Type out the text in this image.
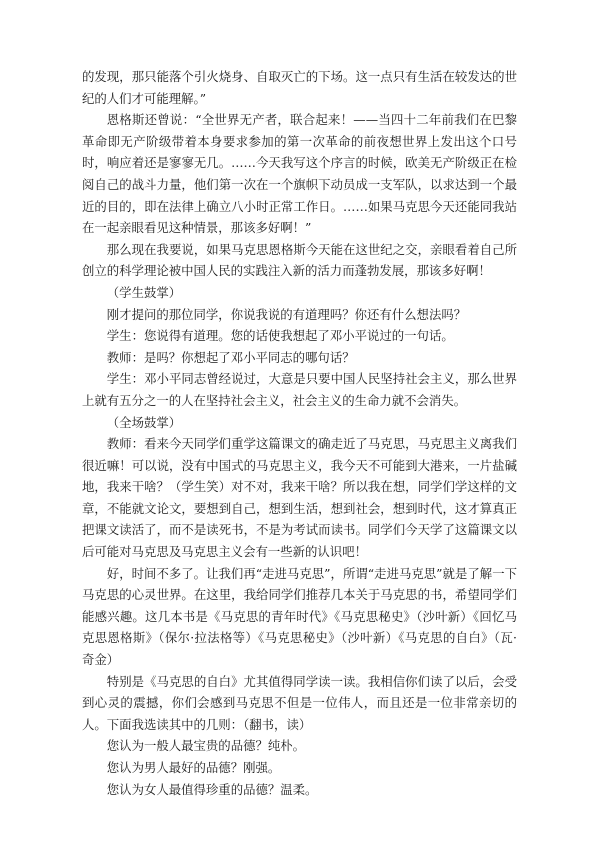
的发现，那只能落个引火烧身、自取灭亡的下场。这一点只有生活在较发达的世纪的人们才可能理解。”

恩格斯还曾说：“全世界无产者，联合起来！——当四十二年前我们在巴黎革命即无产阶级带着本身要求参加的第一次革命的前夜想世界上发出这个口号时，响应着还是寥寥无几。……今天我写这个序言的时候，欧美无产阶级正在检阅自己的战斗力量，他们第一次在一个旗帜下动员成一支军队，以求达到一个最近的目的，即在法律上确立八小时正常工作日。……如果马克思今天还能同我站在一起亲眼看见这种情景，那该多好啊！”

那么现在我要说，如果马克思恩格斯今天能在这世纪之交，亲眼看着自己所创立的科学理论被中国人民的实践注入新的活力而蓬勃发展，那该多好啊！

（学生鼓掌）

刚才提问的那位同学，你说我说的有道理吗？你还有什么想法吗？

学生：您说得有道理。您的话使我想起了邓小平说过的一句话。

教师：是吗？你想起了邓小平同志的哪句话？

学生：邓小平同志曾经说过，大意是只要中国人民坚持社会主义，那么世界上就有五分之一的人在坚持社会主义，社会主义的生命力就不会消失。

（全场鼓掌）

教师：看来今天同学们重学这篇课文的确走近了马克思，马克思主义离我们很近嘛！可以说，没有中国式的马克思主义，我今天不可能到大港来，一片盐碱地，我来干啥？（学生笑）对不对，我来干啥？所以我在想，同学们学这样的文章，不能就文论文，要想到自己，想到生活，想到社会，想到时代，这才算真正把课文读活了，而不是读死书，不是为考试而读书。同学们今天学了这篇课文以后可能对马克思及马克思主义会有一些新的认识吧！

好，时间不多了。让我们再“走进马克思”，所谓“走进马克思”就是了解一下马克思的心灵世界。在这里，我给同学们推荐几本关于马克思的书，希望同学们能感兴趣。这几本书是《马克思的青年时代》《马克思秘史》（沙叶新）《回忆马克思恩格斯》（保尔·拉法格等）《马克思秘史》（沙叶新）《马克思的自白》（瓦·奇金）

特别是《马克思的自白》尤其值得同学读一读。我相信你们读了以后，会受到心灵的震撼，你们会感到马克思不但是一位伟人，而且还是一位非常亲切的人。下面我选读其中的几则：（翻书，读）

您认为一般人最宝贵的品德？纯朴。

您认为男人最好的品德？刚强。

您认为女人最值得珍重的品德？温柔。
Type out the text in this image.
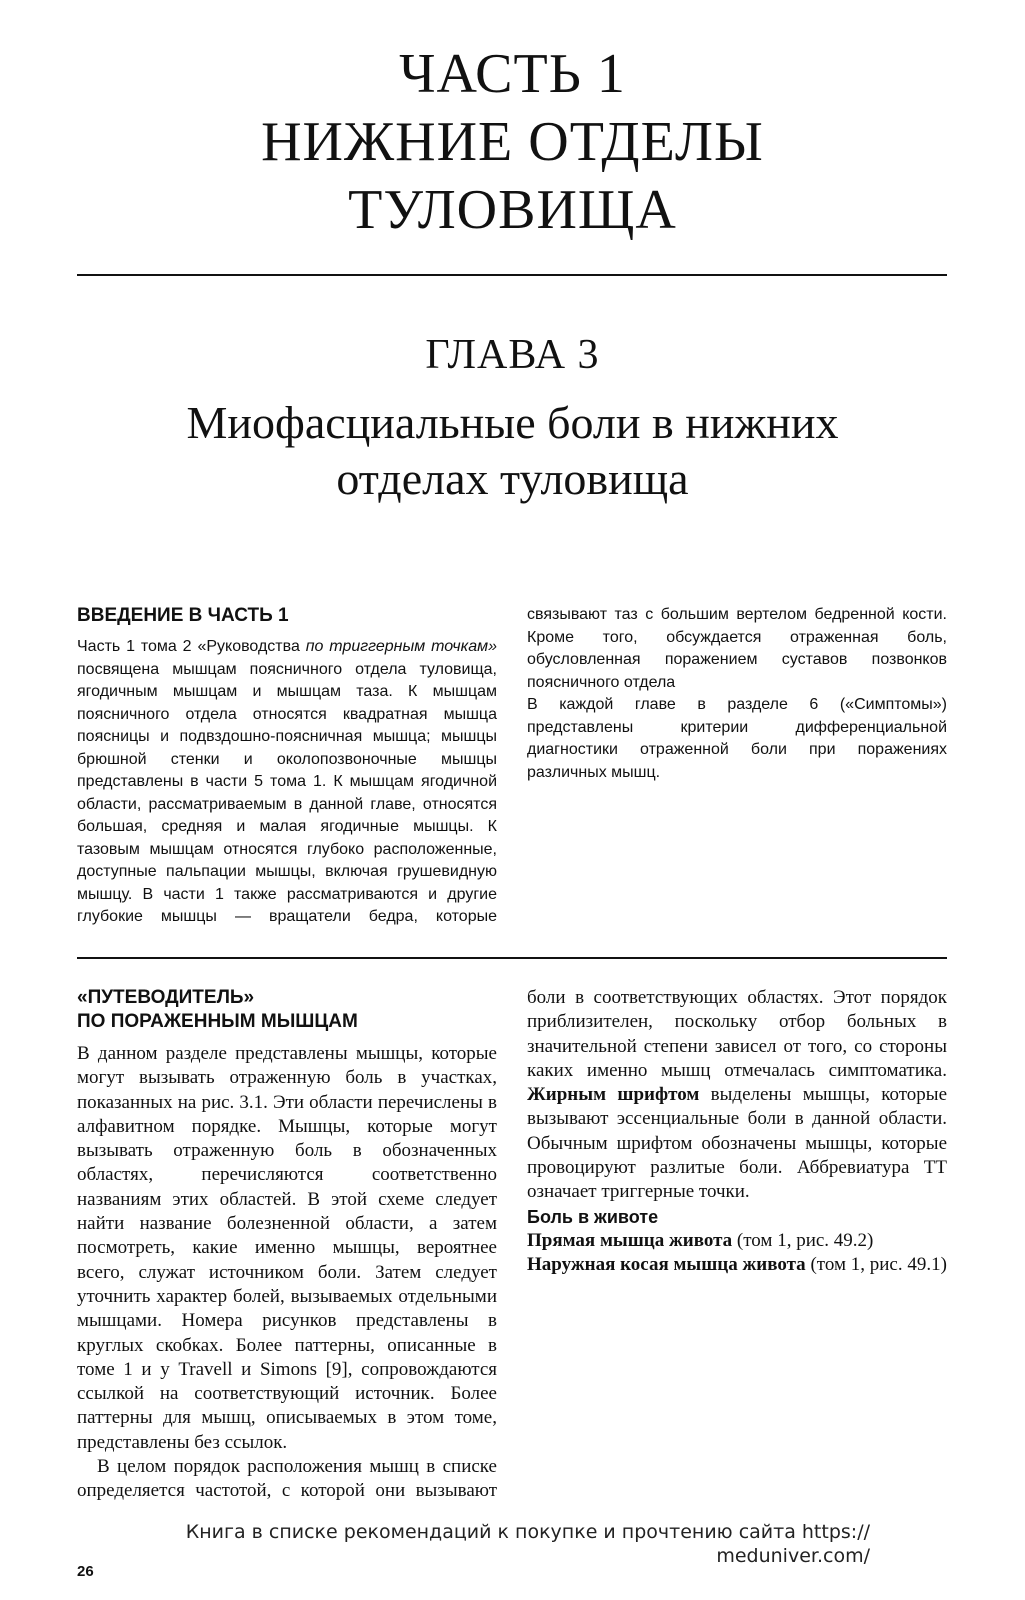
ЧАСТЬ 1
НИЖНИЕ ОТДЕЛЫ
ТУЛОВИЩА
ГЛАВА 3
Миофасциальные боли в нижних
отделах туловища

ВВЕДЕНИЕ В ЧАСТЬ 1

Часть 1 тома 2 «Руководства по триггерным точкам» посвящена мышцам поясничного отдела туловища, ягодичным мышцам и мышцам таза. К мышцам поясничного отдела относятся квадратная мышца поясницы и подвздошно-поясничная мышца; мышцы брюшной стенки и околопозвоночные мышцы представлены в части 5 тома 1. К мышцам ягодичной области, рассматриваемым в данной главе, относятся большая, средняя и малая ягодичные мышцы. К тазовым мышцам относятся глубоко расположенные, доступные пальпации мышцы, включая грушевидную мышцу. В части 1 также рассматриваются и другие глубокие мышцы — вращатели бедра, которые связывают таз с большим вертелом бедренной кости. Кроме того, обсуждается отраженная боль, обусловленная поражением суставов позвонков поясничного отдела

В каждой главе в разделе 6 («Симптомы») представлены критерии дифференциальной диагностики отраженной боли при поражениях различных мышц.

«ПУТЕВОДИТЕЛЬ»
ПО ПОРАЖЕННЫМ МЫШЦАМ

В данном разделе представлены мышцы, которые могут вызывать отраженную боль в участках, показанных на рис. 3.1. Эти области перечислены в алфавитном порядке. Мышцы, которые могут вызывать отраженную боль в обозначенных областях, перечисляются соответственно названиям этих областей. В этой схеме следует найти название болезненной области, а затем посмотреть, какие именно мышцы, вероятнее всего, служат источником боли. Затем следует уточнить характер болей, вызываемых отдельными мышцами. Номера рисунков представлены в круглых скобках. Более паттерны, описанные в томе 1 и у Travell и Simons [9], сопровождаются ссылкой на соответствующий источник. Более паттерны для мышц, описываемых в этом томе, представлены без ссылок.

В целом порядок расположения мышц в списке определяется частотой, с которой они вызывают боли в соответствующих областях. Этот порядок приблизителен, поскольку отбор больных в значительной степени зависел от того, со стороны каких именно мышц отмечалась симптоматика. Жирным шрифтом выделены мышцы, которые вызывают эссенциальные боли в данной области. Обычным шрифтом обозначены мышцы, которые провоцируют разлитые боли. Аббревиатура ТТ означает триггерные точки.

Боль в животе

Прямая мышца живота (том 1, рис. 49.2)
Наружная косая мышца живота (том 1, рис. 49.1)

26
Книга в списке рекомендаций к покупке и прочтению сайта https:// meduniver.com/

------------

- _AIM_: Count the lines in which the string "马克思的自白" appears, then report only that figure.

- _CORRECT RESPONSE_: 2